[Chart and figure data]
________
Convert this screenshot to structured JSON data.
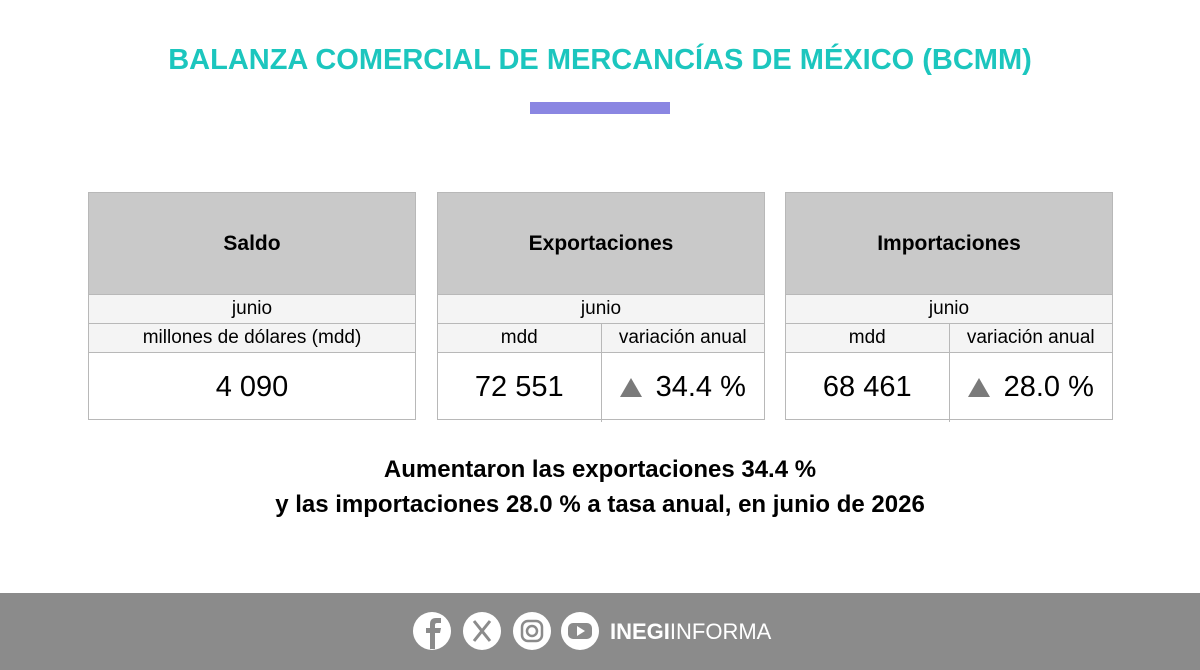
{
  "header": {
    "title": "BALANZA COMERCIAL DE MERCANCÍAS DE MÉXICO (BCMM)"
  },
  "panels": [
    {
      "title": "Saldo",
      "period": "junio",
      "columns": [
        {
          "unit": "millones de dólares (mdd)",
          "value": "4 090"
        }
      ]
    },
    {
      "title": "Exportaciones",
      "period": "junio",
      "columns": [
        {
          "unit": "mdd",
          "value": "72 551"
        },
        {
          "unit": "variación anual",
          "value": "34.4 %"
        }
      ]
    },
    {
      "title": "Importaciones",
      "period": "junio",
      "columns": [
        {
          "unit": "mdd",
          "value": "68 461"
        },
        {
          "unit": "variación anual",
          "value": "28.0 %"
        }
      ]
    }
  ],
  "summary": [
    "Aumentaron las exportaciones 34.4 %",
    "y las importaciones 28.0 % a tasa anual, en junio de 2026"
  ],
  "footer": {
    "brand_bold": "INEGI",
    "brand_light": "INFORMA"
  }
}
________
# Exercise aim
Output every entry word for word, but omit the pictures.

# Answer below
Convert this screenshot to structured JSON data.
{
  "header": {
    "title": "BALANZA COMERCIAL DE MERCANCÍAS DE MÉXICO (BCMM)"
  },
  "panels": [
    {
      "title": "Saldo",
      "period": "junio",
      "columns": [
        {
          "unit": "millones de dólares (mdd)",
          "value": "4 090"
        }
      ]
    },
    {
      "title": "Exportaciones",
      "period": "junio",
      "columns": [
        {
          "unit": "mdd",
          "value": "72 551"
        },
        {
          "unit": "variación anual",
          "value": "34.4 %"
        }
      ]
    },
    {
      "title": "Importaciones",
      "period": "junio",
      "columns": [
        {
          "unit": "mdd",
          "value": "68 461"
        },
        {
          "unit": "variación anual",
          "value": "28.0 %"
        }
      ]
    }
  ],
  "summary": [
    "Aumentaron las exportaciones 34.4 %",
    "y las importaciones 28.0 % a tasa anual, en junio de 2026"
  ],
  "footer": {
    "brand_bold": "INEGI",
    "brand_light": "INFORMA"
  }
}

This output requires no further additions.